Quoted text:
<<<<
Councils could also deny planning permission as well.
Could Christian Aid please also send them to all NHS Trusts.
@Leigh Bowden re planning permission – I’m all in favour. But I fear councils would risk legal challenge as most of them (and also sometimes NHS trusts) have fewer resources than their challengers.
I’m sure the intention is good and I sort of agree with the main thrust of the argument. But I’m concerned about the extension of this policy to, for example, penalising companies that employ people on zero-hours contracts, or penalising companies using the likes of Uber etc. It’s a slippery slope, as we all have our views about which companies are squeaky clean or not. And we look to public procurement to get the best value for money rather than to follow the private agenda of the purchasing committee members.
>>>>
Collected data entries:
<<<<
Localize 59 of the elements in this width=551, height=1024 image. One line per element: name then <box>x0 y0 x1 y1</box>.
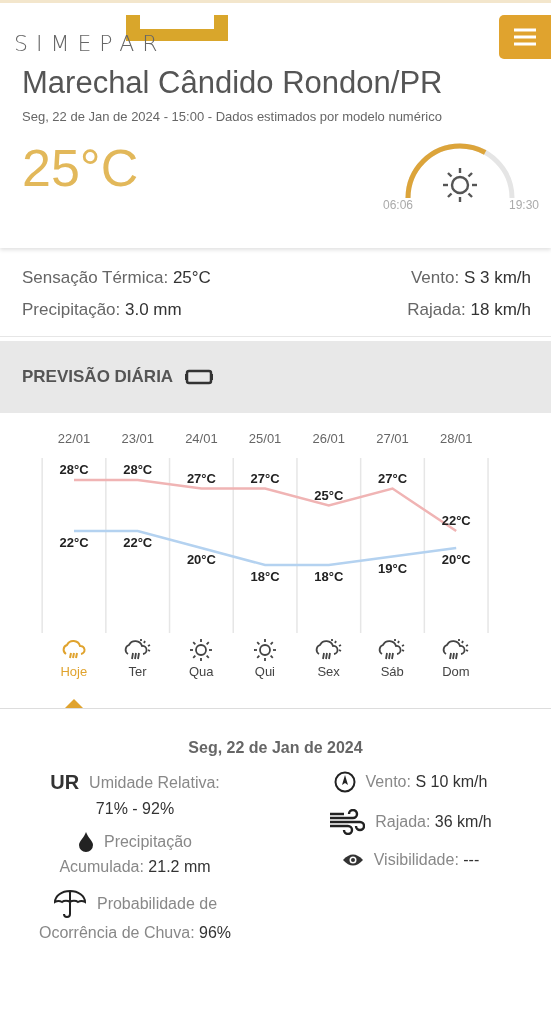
section-title: PREVISÃO DIÁRIA <box>22 367 174 387</box>
sunset-time: 19:30 <box>508 198 539 212</box>
humidity-abbreviation: UR <box>50 771 80 794</box>
min-temp-label: 20°C <box>186 552 216 568</box>
selection-pointer-icon <box>64 699 83 708</box>
eye-icon <box>341 853 364 867</box>
condition-text: Precipitação: 3.0 mm <box>22 300 183 320</box>
date-label: 22/01 <box>57 431 91 446</box>
max-temp-label: 27°C <box>186 470 216 486</box>
day-tab[interactable]: Qui <box>233 638 297 708</box>
detail-text: Acumulada: 21.2 mm <box>59 858 211 876</box>
logo-text: SIMEPAR <box>14 31 166 56</box>
current-temperature: 25°C <box>22 138 139 198</box>
menu-icon <box>514 28 536 46</box>
detail-text: 71% - 92% <box>95 800 175 818</box>
date-label: 25/01 <box>248 431 282 446</box>
detail-title: Umidade Relativa: <box>89 773 220 792</box>
compass-icon <box>333 771 356 793</box>
date-subtitle: Seg, 22 de Jan de 2024 - 15:00 - Dados estimados por modelo numérico <box>22 109 443 124</box>
detail-text: Ocorrência de Chuva: 96% <box>38 924 232 942</box>
day-tab[interactable]: Qua <box>169 638 234 708</box>
day-tab[interactable]: Sex <box>296 638 361 708</box>
date-label: 26/01 <box>312 431 346 446</box>
detail-text: Rajada: 36 km/h <box>375 813 492 831</box>
max-temp-label: 25°C <box>314 487 344 503</box>
max-temp-label: 28°C <box>59 462 89 478</box>
detail-text: Visibilidade: --- <box>373 851 480 869</box>
sunrise-time: 06:06 <box>383 198 414 212</box>
phone-landscape-icon <box>185 369 214 385</box>
min-temp-label: 18°C <box>314 569 344 585</box>
umbrella-icon <box>52 890 87 918</box>
detail-title: Precipitação <box>103 833 192 851</box>
max-temp-label: 28°C <box>123 462 153 478</box>
city-title: Marechal Cândido Rondon/PR <box>22 65 444 101</box>
date-label: 23/01 <box>121 431 154 446</box>
max-temp-label: 22°C <box>441 513 471 529</box>
menu-button[interactable] <box>499 15 551 59</box>
condition-text: Sensação Térmica: 25°C <box>22 268 212 288</box>
min-temp-label: 22°C <box>59 535 89 551</box>
details-date: Seg, 22 de Jan de 2024 <box>187 739 364 757</box>
max-temp-label: 27°C <box>378 470 407 486</box>
day-tab[interactable]: Sáb <box>360 638 425 708</box>
min-temp-label: 19°C <box>378 560 407 576</box>
detail-text: Vento: S 10 km/h <box>365 773 488 791</box>
drop-icon <box>77 832 94 852</box>
min-temp-label: 20°C <box>441 552 471 568</box>
day-tab[interactable]: Ter <box>105 638 170 708</box>
detail-title: Probabilidade de <box>96 895 218 913</box>
date-label: 28/01 <box>439 431 473 446</box>
date-label: 27/01 <box>376 431 409 446</box>
date-label: 24/01 <box>185 431 218 446</box>
day-tab[interactable]: Dom <box>424 638 488 708</box>
condition-text: Rajada: 18 km/h <box>406 300 531 320</box>
wind-icon <box>329 809 366 835</box>
min-temp-label: 22°C <box>123 535 153 551</box>
max-temp-label: 27°C <box>250 470 280 486</box>
condition-text: Vento: S 3 km/h <box>409 268 531 288</box>
sun-icon <box>441 166 479 204</box>
min-temp-label: 18°C <box>250 569 280 585</box>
>>>>
Tasks to carry out:
(A) Reproduce the passage of the reader comments starting with "Could Christian Aid" and going on through "purchasing committee members.".
(B) Name each organization or company that is mentioned by name in the reader comments.
(C) According to the reader comments, why might councils risk legal challenge if they denied planning permission?

Expected answers:
(A)
Could Christian Aid please also send them to all NHS Trusts.
@Leigh Bowden re planning permission – I’m all in favour. But I fear councils would risk legal challenge as most of them (and also sometimes NHS trusts) have fewer resources than their challengers.
I’m sure the intention is good and I sort of agree with the main thrust of the argument. But I’m concerned about the extension of this policy to, for example, penalising companies that employ people on zero-hours contracts, or penalising companies using the likes of Uber etc. It’s a slippery slope, as we all have our views about which companies are squeaky clean or not. And we look to public procurement to get the best value for money rather than to follow the private agenda of the purchasing committee members.

(B) Christian Aid, NHS Trusts, Uber

(C) Most councils, and sometimes NHS trusts as well, have fewer resources than those who would challenge them.